*Task to carry out*: Return, word for word, every line that follows.

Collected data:
____________________

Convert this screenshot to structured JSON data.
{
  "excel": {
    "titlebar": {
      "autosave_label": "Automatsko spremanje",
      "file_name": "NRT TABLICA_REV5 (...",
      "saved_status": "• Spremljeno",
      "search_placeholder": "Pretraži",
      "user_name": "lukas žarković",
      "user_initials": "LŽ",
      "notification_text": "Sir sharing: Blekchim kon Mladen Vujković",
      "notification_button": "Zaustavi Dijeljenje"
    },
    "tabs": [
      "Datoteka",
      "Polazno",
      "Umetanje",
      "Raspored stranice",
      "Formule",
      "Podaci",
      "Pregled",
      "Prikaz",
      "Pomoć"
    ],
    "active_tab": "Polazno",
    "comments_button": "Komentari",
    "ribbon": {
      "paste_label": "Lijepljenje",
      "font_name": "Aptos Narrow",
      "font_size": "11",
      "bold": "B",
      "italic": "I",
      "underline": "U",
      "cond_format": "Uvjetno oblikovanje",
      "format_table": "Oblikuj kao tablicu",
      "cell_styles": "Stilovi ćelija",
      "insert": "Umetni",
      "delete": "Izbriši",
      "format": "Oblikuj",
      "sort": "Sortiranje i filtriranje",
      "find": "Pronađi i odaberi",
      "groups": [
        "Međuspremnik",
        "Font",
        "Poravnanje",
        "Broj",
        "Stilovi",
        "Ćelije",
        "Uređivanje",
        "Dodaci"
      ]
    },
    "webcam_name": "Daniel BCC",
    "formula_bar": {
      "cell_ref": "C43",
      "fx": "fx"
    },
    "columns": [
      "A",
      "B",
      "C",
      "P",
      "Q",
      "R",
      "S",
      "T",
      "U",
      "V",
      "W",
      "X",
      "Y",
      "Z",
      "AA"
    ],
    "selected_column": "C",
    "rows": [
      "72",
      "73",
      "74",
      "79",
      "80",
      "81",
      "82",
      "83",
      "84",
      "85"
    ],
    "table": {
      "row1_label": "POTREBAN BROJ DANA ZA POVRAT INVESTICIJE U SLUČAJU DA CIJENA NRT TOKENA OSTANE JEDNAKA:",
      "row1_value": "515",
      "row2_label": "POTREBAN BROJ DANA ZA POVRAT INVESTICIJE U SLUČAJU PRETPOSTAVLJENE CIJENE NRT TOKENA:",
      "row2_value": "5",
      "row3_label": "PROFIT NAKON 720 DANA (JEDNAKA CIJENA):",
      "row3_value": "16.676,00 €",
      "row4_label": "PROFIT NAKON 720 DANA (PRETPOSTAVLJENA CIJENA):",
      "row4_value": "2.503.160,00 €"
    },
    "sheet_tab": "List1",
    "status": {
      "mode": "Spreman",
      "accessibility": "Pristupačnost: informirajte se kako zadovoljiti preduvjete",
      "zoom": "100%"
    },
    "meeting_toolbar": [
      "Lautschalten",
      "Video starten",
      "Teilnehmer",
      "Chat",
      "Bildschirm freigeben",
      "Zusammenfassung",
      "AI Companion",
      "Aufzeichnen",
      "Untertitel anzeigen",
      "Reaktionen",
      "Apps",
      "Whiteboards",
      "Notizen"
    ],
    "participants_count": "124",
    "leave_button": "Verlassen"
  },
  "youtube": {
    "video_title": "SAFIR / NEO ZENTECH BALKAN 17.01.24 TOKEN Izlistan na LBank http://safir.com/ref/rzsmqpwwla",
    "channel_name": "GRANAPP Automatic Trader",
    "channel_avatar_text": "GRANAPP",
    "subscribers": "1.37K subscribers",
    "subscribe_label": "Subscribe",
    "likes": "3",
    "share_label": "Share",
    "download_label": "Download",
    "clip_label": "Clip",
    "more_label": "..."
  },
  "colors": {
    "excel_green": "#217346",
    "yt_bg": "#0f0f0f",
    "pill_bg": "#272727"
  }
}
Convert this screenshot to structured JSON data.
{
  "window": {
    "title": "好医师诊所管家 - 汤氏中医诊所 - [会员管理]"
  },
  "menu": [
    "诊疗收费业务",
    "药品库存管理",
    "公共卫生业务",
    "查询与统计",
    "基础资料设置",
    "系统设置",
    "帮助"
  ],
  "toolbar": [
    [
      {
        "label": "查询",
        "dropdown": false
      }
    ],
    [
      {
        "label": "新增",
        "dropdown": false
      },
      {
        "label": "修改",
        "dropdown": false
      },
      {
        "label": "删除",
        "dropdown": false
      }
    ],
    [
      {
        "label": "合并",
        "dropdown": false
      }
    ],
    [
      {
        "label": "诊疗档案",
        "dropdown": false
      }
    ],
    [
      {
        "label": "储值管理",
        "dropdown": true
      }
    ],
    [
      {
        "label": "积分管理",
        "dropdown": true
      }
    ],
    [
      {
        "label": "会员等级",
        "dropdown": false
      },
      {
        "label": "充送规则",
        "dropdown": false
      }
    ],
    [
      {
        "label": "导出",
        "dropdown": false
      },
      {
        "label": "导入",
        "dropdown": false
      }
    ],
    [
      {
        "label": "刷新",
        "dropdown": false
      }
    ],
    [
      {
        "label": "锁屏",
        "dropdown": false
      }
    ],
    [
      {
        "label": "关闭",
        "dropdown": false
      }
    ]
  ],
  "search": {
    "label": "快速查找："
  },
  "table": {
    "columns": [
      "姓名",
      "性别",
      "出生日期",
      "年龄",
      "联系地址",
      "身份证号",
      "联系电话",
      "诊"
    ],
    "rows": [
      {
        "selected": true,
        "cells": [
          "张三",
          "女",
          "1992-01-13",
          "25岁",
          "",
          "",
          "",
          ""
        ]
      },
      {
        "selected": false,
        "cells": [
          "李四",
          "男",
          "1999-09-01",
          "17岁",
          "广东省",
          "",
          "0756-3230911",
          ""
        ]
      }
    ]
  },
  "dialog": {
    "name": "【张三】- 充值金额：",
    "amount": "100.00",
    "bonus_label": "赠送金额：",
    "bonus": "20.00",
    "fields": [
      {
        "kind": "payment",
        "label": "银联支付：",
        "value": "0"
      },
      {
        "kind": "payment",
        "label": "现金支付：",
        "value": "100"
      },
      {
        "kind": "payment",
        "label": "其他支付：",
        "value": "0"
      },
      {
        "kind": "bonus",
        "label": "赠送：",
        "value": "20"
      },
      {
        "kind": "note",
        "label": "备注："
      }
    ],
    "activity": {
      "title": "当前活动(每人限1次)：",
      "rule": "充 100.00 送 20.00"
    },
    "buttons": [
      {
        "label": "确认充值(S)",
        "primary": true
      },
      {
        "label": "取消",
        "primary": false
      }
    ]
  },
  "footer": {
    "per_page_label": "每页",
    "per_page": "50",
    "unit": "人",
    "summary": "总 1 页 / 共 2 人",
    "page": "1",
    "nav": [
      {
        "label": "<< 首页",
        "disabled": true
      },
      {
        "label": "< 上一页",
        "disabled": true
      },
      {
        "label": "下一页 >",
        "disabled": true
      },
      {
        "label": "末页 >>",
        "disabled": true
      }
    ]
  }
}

____________________

*Output for this task*:
Convert this screenshot to structured JSON data.
{
  "excel": {
    "titlebar": {
      "autosave_label": "Automatsko spremanje",
      "file_name": "NRT TABLICA_REV5 (...",
      "saved_status": "• Spremljeno",
      "search_placeholder": "Pretraži",
      "user_name": "lukas žarković",
      "user_initials": "LŽ",
      "notification_text": "Sir sharing: Blekchim kon Mladen Vujković",
      "notification_button": "Zaustavi Dijeljenje"
    },
    "tabs": [
      "Datoteka",
      "Polazno",
      "Umetanje",
      "Raspored stranice",
      "Formule",
      "Podaci",
      "Pregled",
      "Prikaz",
      "Pomoć"
    ],
    "active_tab": "Polazno",
    "comments_button": "Komentari",
    "ribbon": {
      "paste_label": "Lijepljenje",
      "font_name": "Aptos Narrow",
      "font_size": "11",
      "bold": "B",
      "italic": "I",
      "underline": "U",
      "cond_format": "Uvjetno oblikovanje",
      "format_table": "Oblikuj kao tablicu",
      "cell_styles": "Stilovi ćelija",
      "insert": "Umetni",
      "delete": "Izbriši",
      "format": "Oblikuj",
      "sort": "Sortiranje i filtriranje",
      "find": "Pronađi i odaberi",
      "groups": [
        "Međuspremnik",
        "Font",
        "Poravnanje",
        "Broj",
        "Stilovi",
        "Ćelije",
        "Uređivanje",
        "Dodaci"
      ]
    },
    "webcam_name": "Daniel BCC",
    "formula_bar": {
      "cell_ref": "C43",
      "fx": "fx"
    },
    "columns": [
      "A",
      "B",
      "C",
      "P",
      "Q",
      "R",
      "S",
      "T",
      "U",
      "V",
      "W",
      "X",
      "Y",
      "Z",
      "AA"
    ],
    "selected_column": "C",
    "rows": [
      "72",
      "73",
      "74",
      "79",
      "80",
      "81",
      "82",
      "83",
      "84",
      "85"
    ],
    "table": {
      "row1_label": "POTREBAN BROJ DANA ZA POVRAT INVESTICIJE U SLUČAJU DA CIJENA NRT TOKENA OSTANE JEDNAKA:",
      "row1_value": "515",
      "row2_label": "POTREBAN BROJ DANA ZA POVRAT INVESTICIJE U SLUČAJU PRETPOSTAVLJENE CIJENE NRT TOKENA:",
      "row2_value": "5",
      "row3_label": "PROFIT NAKON 720 DANA (JEDNAKA CIJENA):",
      "row3_value": "16.676,00 €",
      "row4_label": "PROFIT NAKON 720 DANA (PRETPOSTAVLJENA CIJENA):",
      "row4_value": "2.503.160,00 €"
    },
    "sheet_tab": "List1",
    "status": {
      "mode": "Spreman",
      "accessibility": "Pristupačnost: informirajte se kako zadovoljiti preduvjete",
      "zoom": "100%"
    },
    "meeting_toolbar": [
      "Lautschalten",
      "Video starten",
      "Teilnehmer",
      "Chat",
      "Bildschirm freigeben",
      "Zusammenfassung",
      "AI Companion",
      "Aufzeichnen",
      "Untertitel anzeigen",
      "Reaktionen",
      "Apps",
      "Whiteboards",
      "Notizen"
    ],
    "participants_count": "124",
    "leave_button": "Verlassen"
  },
  "youtube": {
    "video_title": "SAFIR / NEO ZENTECH BALKAN 17.01.24 TOKEN Izlistan na LBank http://safir.com/ref/rzsmqpwwla",
    "channel_name": "GRANAPP Automatic Trader",
    "channel_avatar_text": "GRANAPP",
    "subscribers": "1.37K subscribers",
    "subscribe_label": "Subscribe",
    "likes": "3",
    "share_label": "Share",
    "download_label": "Download",
    "clip_label": "Clip",
    "more_label": "..."
  },
  "colors": {
    "excel_green": "#217346",
    "yt_bg": "#0f0f0f",
    "pill_bg": "#272727"
  }
}
Convert this screenshot to structured JSON data.
{
  "window": {
    "title": "好医师诊所管家 - 汤氏中医诊所 - [会员管理]"
  },
  "menu": [
    "诊疗收费业务",
    "药品库存管理",
    "公共卫生业务",
    "查询与统计",
    "基础资料设置",
    "系统设置",
    "帮助"
  ],
  "toolbar": [
    [
      {
        "label": "查询",
        "dropdown": false
      }
    ],
    [
      {
        "label": "新增",
        "dropdown": false
      },
      {
        "label": "修改",
        "dropdown": false
      },
      {
        "label": "删除",
        "dropdown": false
      }
    ],
    [
      {
        "label": "合并",
        "dropdown": false
      }
    ],
    [
      {
        "label": "诊疗档案",
        "dropdown": false
      }
    ],
    [
      {
        "label": "储值管理",
        "dropdown": true
      }
    ],
    [
      {
        "label": "积分管理",
        "dropdown": true
      }
    ],
    [
      {
        "label": "会员等级",
        "dropdown": false
      },
      {
        "label": "充送规则",
        "dropdown": false
      }
    ],
    [
      {
        "label": "导出",
        "dropdown": false
      },
      {
        "label": "导入",
        "dropdown": false
      }
    ],
    [
      {
        "label": "刷新",
        "dropdown": false
      }
    ],
    [
      {
        "label": "锁屏",
        "dropdown": false
      }
    ],
    [
      {
        "label": "关闭",
        "dropdown": false
      }
    ]
  ],
  "search": {
    "label": "快速查找："
  },
  "table": {
    "columns": [
      "姓名",
      "性别",
      "出生日期",
      "年龄",
      "联系地址",
      "身份证号",
      "联系电话",
      "诊"
    ],
    "rows": [
      {
        "selected": true,
        "cells": [
          "张三",
          "女",
          "1992-01-13",
          "25岁",
          "",
          "",
          "",
          ""
        ]
      },
      {
        "selected": false,
        "cells": [
          "李四",
          "男",
          "1999-09-01",
          "17岁",
          "广东省",
          "",
          "0756-3230911",
          ""
        ]
      }
    ]
  },
  "dialog": {
    "name": "【张三】- 充值金额：",
    "amount": "100.00",
    "bonus_label": "赠送金额：",
    "bonus": "20.00",
    "fields": [
      {
        "kind": "payment",
        "label": "银联支付：",
        "value": "0"
      },
      {
        "kind": "payment",
        "label": "现金支付：",
        "value": "100"
      },
      {
        "kind": "payment",
        "label": "其他支付：",
        "value": "0"
      },
      {
        "kind": "bonus",
        "label": "赠送：",
        "value": "20"
      },
      {
        "kind": "note",
        "label": "备注："
      }
    ],
    "activity": {
      "title": "当前活动(每人限1次)：",
      "rule": "充 100.00 送 20.00"
    },
    "buttons": [
      {
        "label": "确认充值(S)",
        "primary": true
      },
      {
        "label": "取消",
        "primary": false
      }
    ]
  },
  "footer": {
    "per_page_label": "每页",
    "per_page": "50",
    "unit": "人",
    "summary": "总 1 页 / 共 2 人",
    "page": "1",
    "nav": [
      {
        "label": "<< 首页",
        "disabled": true
      },
      {
        "label": "< 上一页",
        "disabled": true
      },
      {
        "label": "下一页 >",
        "disabled": true
      },
      {
        "label": "末页 >>",
        "disabled": true
      }
    ]
  }
}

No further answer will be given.